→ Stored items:
- - - - - - -

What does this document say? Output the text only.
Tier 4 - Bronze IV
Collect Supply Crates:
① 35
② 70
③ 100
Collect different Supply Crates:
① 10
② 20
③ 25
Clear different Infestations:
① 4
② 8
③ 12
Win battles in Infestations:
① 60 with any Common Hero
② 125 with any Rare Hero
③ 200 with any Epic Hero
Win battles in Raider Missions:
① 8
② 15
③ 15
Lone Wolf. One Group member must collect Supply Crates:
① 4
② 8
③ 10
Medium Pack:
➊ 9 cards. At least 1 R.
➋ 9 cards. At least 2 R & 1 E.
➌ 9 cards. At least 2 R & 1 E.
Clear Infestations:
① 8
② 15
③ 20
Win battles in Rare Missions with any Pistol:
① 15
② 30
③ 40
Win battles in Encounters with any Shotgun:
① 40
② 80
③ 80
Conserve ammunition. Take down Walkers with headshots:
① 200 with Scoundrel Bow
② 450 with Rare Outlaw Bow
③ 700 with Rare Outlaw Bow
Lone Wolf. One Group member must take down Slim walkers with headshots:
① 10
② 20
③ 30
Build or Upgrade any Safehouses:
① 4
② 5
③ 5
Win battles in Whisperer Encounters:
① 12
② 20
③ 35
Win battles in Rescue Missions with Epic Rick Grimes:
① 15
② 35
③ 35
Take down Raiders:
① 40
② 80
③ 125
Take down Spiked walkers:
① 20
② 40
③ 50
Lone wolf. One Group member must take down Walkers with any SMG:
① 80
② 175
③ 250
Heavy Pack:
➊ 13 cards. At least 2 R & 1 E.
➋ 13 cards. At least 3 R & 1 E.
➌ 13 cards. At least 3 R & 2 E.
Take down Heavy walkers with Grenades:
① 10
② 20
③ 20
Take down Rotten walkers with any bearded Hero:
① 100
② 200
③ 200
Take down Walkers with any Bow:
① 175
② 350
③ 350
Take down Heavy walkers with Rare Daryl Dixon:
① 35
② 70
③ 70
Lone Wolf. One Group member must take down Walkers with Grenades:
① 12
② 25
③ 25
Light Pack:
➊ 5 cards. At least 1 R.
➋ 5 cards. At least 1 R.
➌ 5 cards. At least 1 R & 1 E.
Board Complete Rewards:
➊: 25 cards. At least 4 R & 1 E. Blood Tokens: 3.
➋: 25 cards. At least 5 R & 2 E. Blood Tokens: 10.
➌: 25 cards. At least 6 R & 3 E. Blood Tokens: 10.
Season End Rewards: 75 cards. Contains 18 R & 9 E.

- - - - - - -

Show all lines above holding "Blood".

➊: 25 cards. At least 4 R & 1 E. Blood Tokens: 3.
➋: 25 cards. At least 5 R & 2 E. Blood Tokens: 10.
➌: 25 cards. At least 6 R & 3 E. Blood Tokens: 10.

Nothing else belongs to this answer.